Leave out the pictures and copy every record exactly.

(Input data):
§

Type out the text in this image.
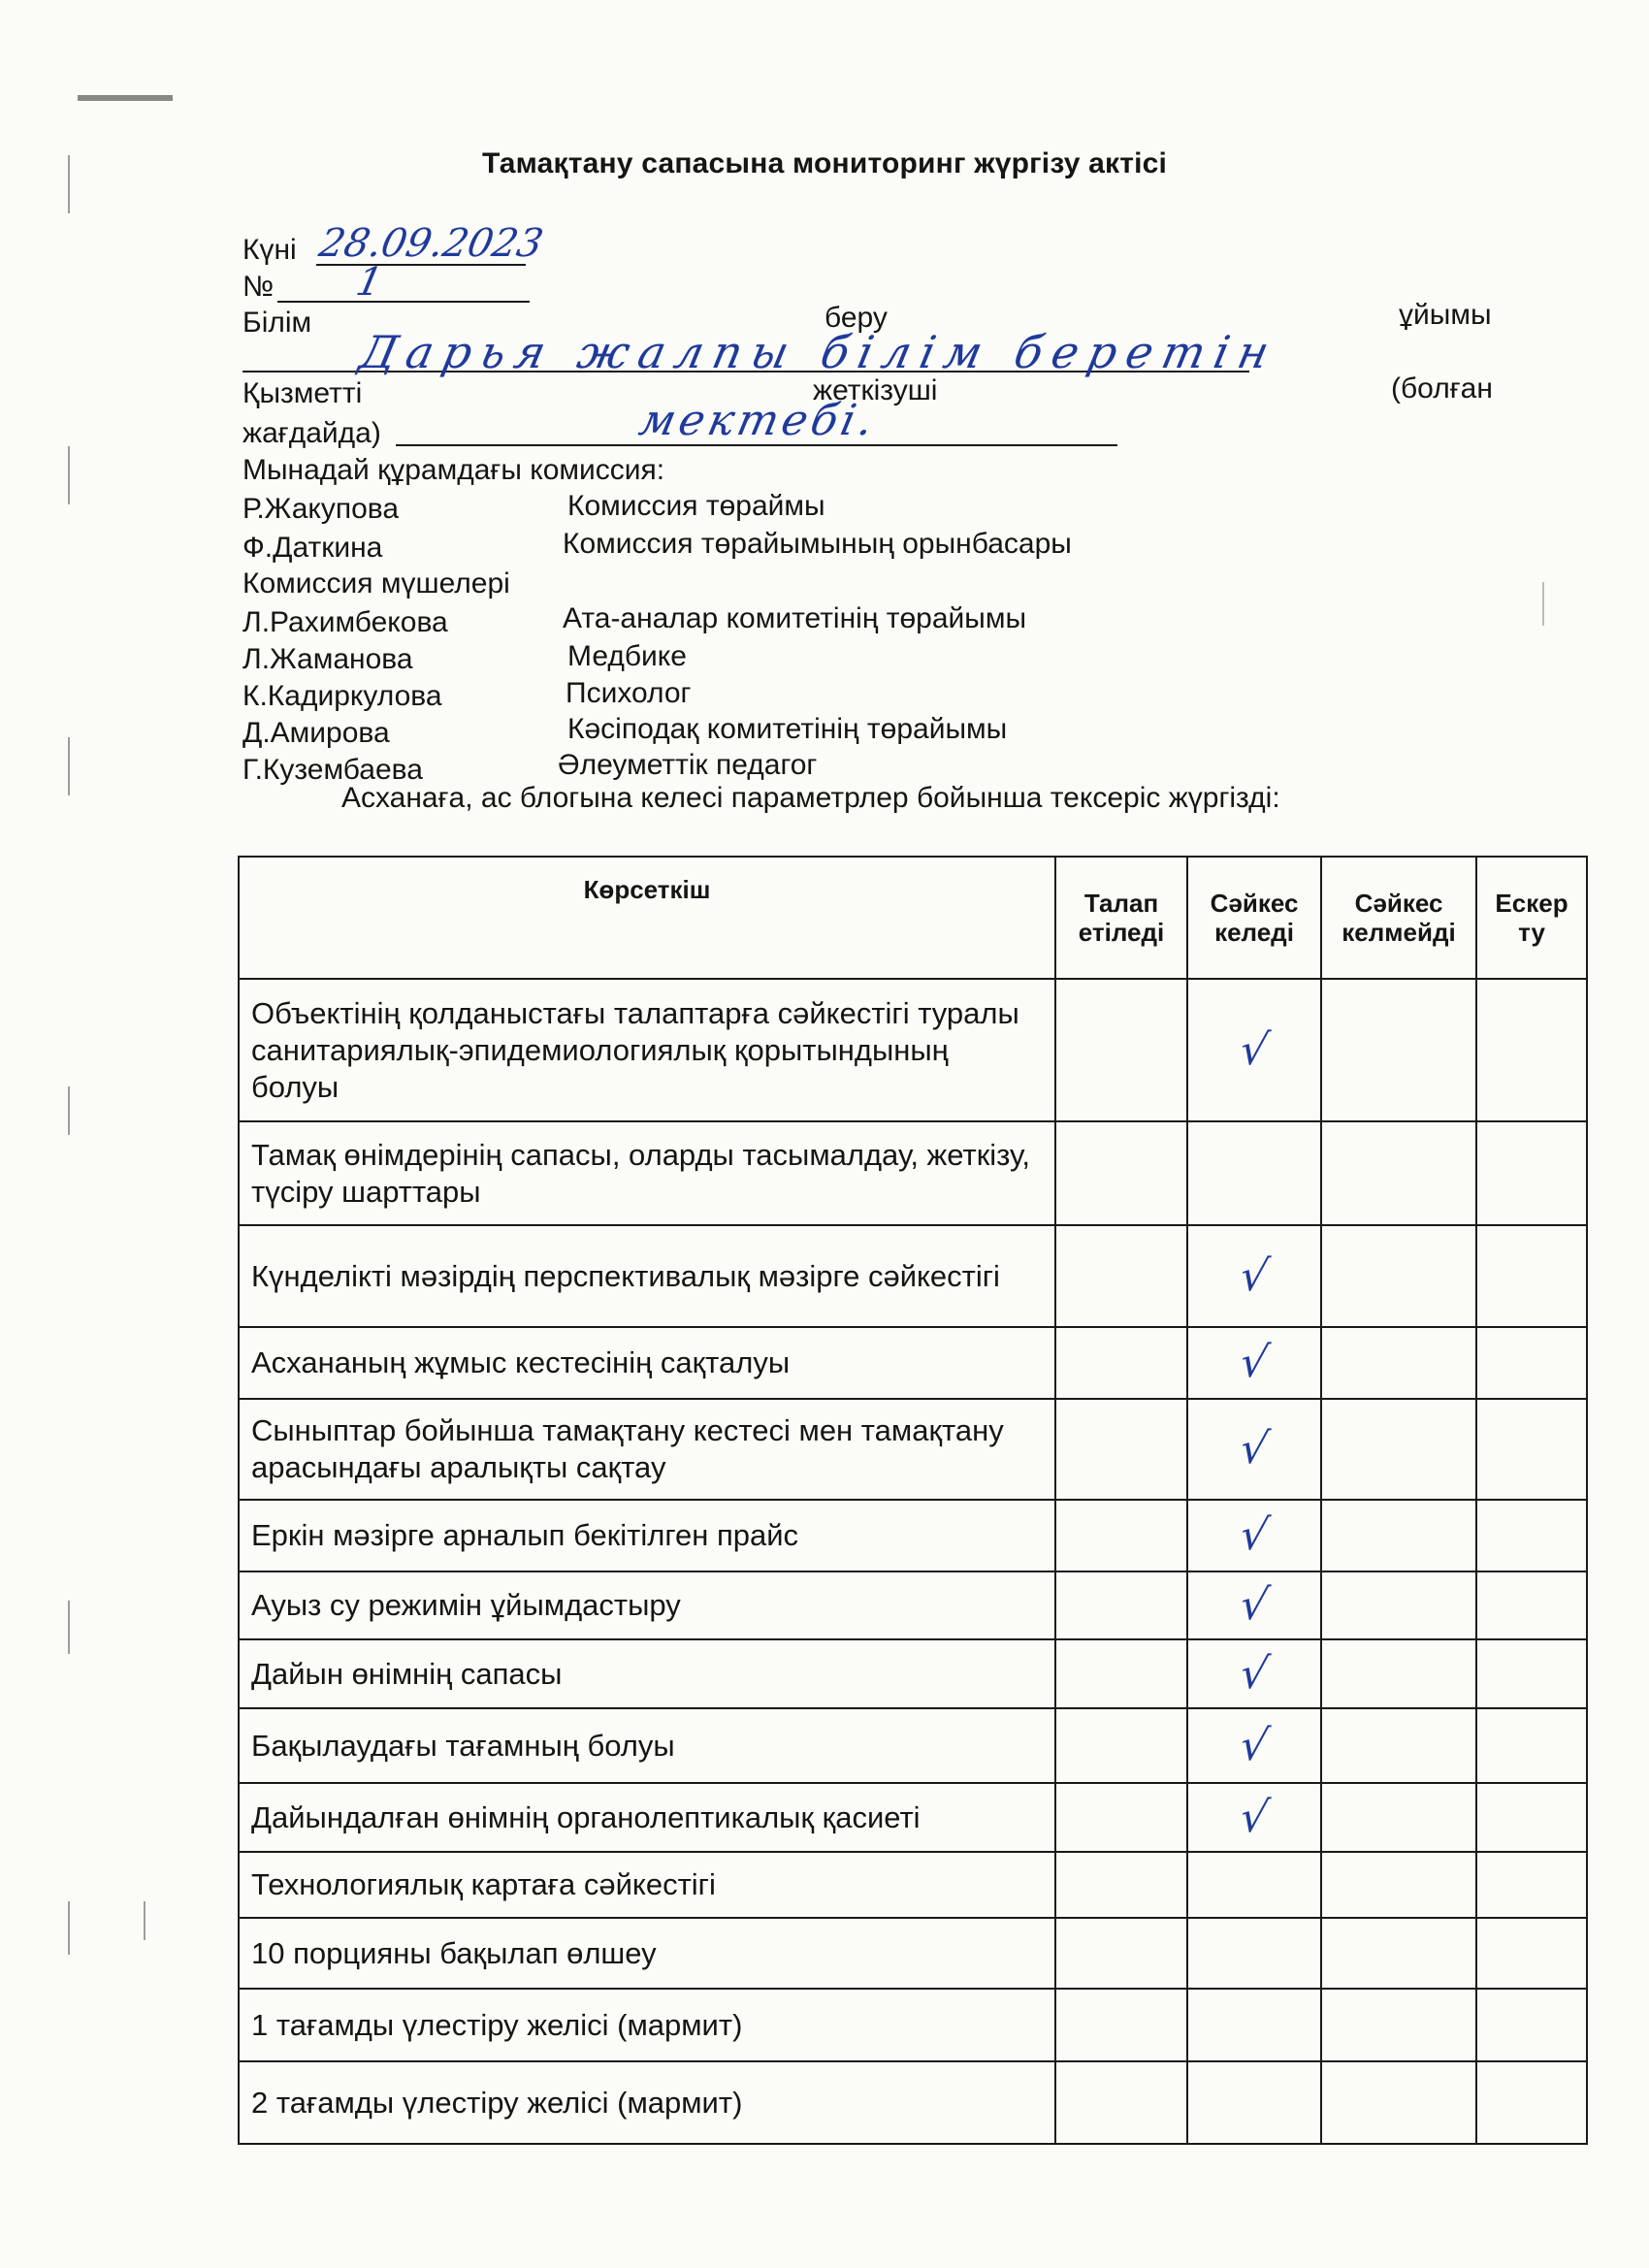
Тамақтану сапасына мониторинг жүргізу актісі
Күні 28.09.2023
№ 1
Білім	беру	ұйымы
Дарья жалпы білім беретін
Қызметті	жеткізуші	(болған
жағдайда)	мектебі.
Мынадай құрамдағы комиссия:
Р.Жакупова	Комиссия төраймы
Ф.Даткина	Комиссия төрайымының орынбасары
Комиссия мүшелері
Л.Рахимбекова	Ата-аналар комитетінің төрайымы
Л.Жаманова	Медбике
К.Кадиркулова	Психолог
Д.Амирова	Кәсіподақ комитетінің төрайымы
Г.Кузембаева	Әлеуметтік педагог
Асханаға, ас блогына келесі параметрлер бойынша тексеріс жүргізді:
Көрсеткіш	Талап етіледі	Сәйкес келеді	Сәйкес келмейді	Ескер ту
Объектінің қолданыстағы талаптарға сәйкестігі туралы санитариялық-эпидемиологиялық қорытындының болуы		√		
Тамақ өнімдерінің сапасы, оларды тасымалдау, жеткізу, түсіру шарттары				
Күнделікті мәзірдің перспективалық мәзірге сәйкестігі		√		
Асхананың жұмыс кестесінің сақталуы		√		
Сыныптар бойынша тамақтану кестесі мен тамақтану арасындағы аралықты сақтау		√		
Еркін мәзірге арналып бекітілген прайс		√		
Ауыз су режимін ұйымдастыру		√		
Дайын өнімнің сапасы		√		
Бақылаудағы тағамның болуы		√		
Дайындалған өнімнің органолептикалық қасиеті		√		
Технологиялық картаға сәйкестігі				
10 порцияны бақылап өлшеу				
1 тағамды үлестіру желісі (мармит)				
2 тағамды үлестіру желісі (мармит)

§

(Result):
Type out the text in this image.
Тамақтану сапасына мониторинг жүргізу актісі
Күні 28.09.2023
№ 1
Білім	беру	ұйымы
Дарья жалпы білім беретін
Қызметті	жеткізуші	(болған
жағдайда)	мектебі.
Мынадай құрамдағы комиссия:
Р.Жакупова	Комиссия төраймы
Ф.Даткина	Комиссия төрайымының орынбасары
Комиссия мүшелері
Л.Рахимбекова	Ата-аналар комитетінің төрайымы
Л.Жаманова	Медбике
К.Кадиркулова	Психолог
Д.Амирова	Кәсіподақ комитетінің төрайымы
Г.Кузембаева	Әлеуметтік педагог
Асханаға, ас блогына келесі параметрлер бойынша тексеріс жүргізді:
Көрсеткіш	Талап етіледі	Сәйкес келеді	Сәйкес келмейді	Ескер ту
Объектінің қолданыстағы талаптарға сәйкестігі туралы санитариялық-эпидемиологиялық қорытындының болуы		√		
Тамақ өнімдерінің сапасы, оларды тасымалдау, жеткізу, түсіру шарттары				
Күнделікті мәзірдің перспективалық мәзірге сәйкестігі		√		
Асхананың жұмыс кестесінің сақталуы		√		
Сыныптар бойынша тамақтану кестесі мен тамақтану арасындағы аралықты сақтау		√		
Еркін мәзірге арналып бекітілген прайс		√		
Ауыз су режимін ұйымдастыру		√		
Дайын өнімнің сапасы		√		
Бақылаудағы тағамның болуы		√		
Дайындалған өнімнің органолептикалық қасиеті		√		
Технологиялық картаға сәйкестігі				
10 порцияны бақылап өлшеу				
1 тағамды үлестіру желісі (мармит)				
2 тағамды үлестіру желісі (мармит)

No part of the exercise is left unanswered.